STATED EXERCISE
Copy every entry word for word, but skip the pictures.
—————
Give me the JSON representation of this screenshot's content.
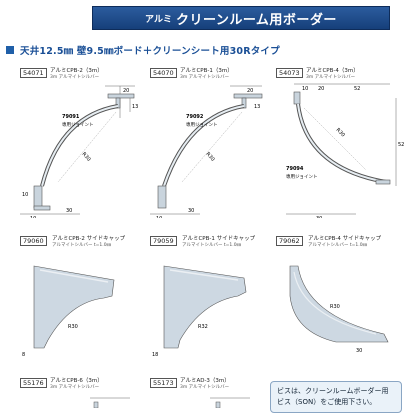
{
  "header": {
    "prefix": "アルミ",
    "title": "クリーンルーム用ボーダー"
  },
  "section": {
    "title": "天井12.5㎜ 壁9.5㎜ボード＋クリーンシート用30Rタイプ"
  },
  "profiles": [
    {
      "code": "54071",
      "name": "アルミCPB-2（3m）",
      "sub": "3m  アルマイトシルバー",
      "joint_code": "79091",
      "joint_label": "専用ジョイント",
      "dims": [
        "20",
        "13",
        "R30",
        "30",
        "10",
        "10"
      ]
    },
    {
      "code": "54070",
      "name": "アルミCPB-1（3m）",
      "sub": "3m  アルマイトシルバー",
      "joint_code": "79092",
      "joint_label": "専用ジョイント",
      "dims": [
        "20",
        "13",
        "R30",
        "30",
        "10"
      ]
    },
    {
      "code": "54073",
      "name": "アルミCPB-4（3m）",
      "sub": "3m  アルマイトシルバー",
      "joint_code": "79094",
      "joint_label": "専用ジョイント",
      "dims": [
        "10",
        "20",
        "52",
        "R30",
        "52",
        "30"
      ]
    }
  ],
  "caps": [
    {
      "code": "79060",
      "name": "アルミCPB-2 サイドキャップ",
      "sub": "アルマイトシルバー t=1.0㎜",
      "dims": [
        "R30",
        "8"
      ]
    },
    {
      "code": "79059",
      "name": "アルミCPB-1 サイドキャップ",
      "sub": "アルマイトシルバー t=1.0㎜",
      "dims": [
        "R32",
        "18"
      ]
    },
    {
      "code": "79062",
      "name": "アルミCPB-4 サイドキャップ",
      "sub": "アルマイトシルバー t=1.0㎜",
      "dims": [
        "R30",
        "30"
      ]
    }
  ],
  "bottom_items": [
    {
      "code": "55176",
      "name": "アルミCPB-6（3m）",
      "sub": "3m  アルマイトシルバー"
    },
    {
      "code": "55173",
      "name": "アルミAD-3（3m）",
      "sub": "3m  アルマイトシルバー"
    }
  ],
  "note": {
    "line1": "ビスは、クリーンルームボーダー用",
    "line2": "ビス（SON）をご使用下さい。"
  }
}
—————
FINISHED EXERCISE
Give me the JSON representation of this screenshot's content.
{
  "header": {
    "prefix": "アルミ",
    "title": "クリーンルーム用ボーダー"
  },
  "section": {
    "title": "天井12.5㎜ 壁9.5㎜ボード＋クリーンシート用30Rタイプ"
  },
  "profiles": [
    {
      "code": "54071",
      "name": "アルミCPB-2（3m）",
      "sub": "3m  アルマイトシルバー",
      "joint_code": "79091",
      "joint_label": "専用ジョイント",
      "dims": [
        "20",
        "13",
        "R30",
        "30",
        "10",
        "10"
      ]
    },
    {
      "code": "54070",
      "name": "アルミCPB-1（3m）",
      "sub": "3m  アルマイトシルバー",
      "joint_code": "79092",
      "joint_label": "専用ジョイント",
      "dims": [
        "20",
        "13",
        "R30",
        "30",
        "10"
      ]
    },
    {
      "code": "54073",
      "name": "アルミCPB-4（3m）",
      "sub": "3m  アルマイトシルバー",
      "joint_code": "79094",
      "joint_label": "専用ジョイント",
      "dims": [
        "10",
        "20",
        "52",
        "R30",
        "52",
        "30"
      ]
    }
  ],
  "caps": [
    {
      "code": "79060",
      "name": "アルミCPB-2 サイドキャップ",
      "sub": "アルマイトシルバー t=1.0㎜",
      "dims": [
        "R30",
        "8"
      ]
    },
    {
      "code": "79059",
      "name": "アルミCPB-1 サイドキャップ",
      "sub": "アルマイトシルバー t=1.0㎜",
      "dims": [
        "R32",
        "18"
      ]
    },
    {
      "code": "79062",
      "name": "アルミCPB-4 サイドキャップ",
      "sub": "アルマイトシルバー t=1.0㎜",
      "dims": [
        "R30",
        "30"
      ]
    }
  ],
  "bottom_items": [
    {
      "code": "55176",
      "name": "アルミCPB-6（3m）",
      "sub": "3m  アルマイトシルバー"
    },
    {
      "code": "55173",
      "name": "アルミAD-3（3m）",
      "sub": "3m  アルマイトシルバー"
    }
  ],
  "note": {
    "line1": "ビスは、クリーンルームボーダー用",
    "line2": "ビス（SON）をご使用下さい。"
  }
}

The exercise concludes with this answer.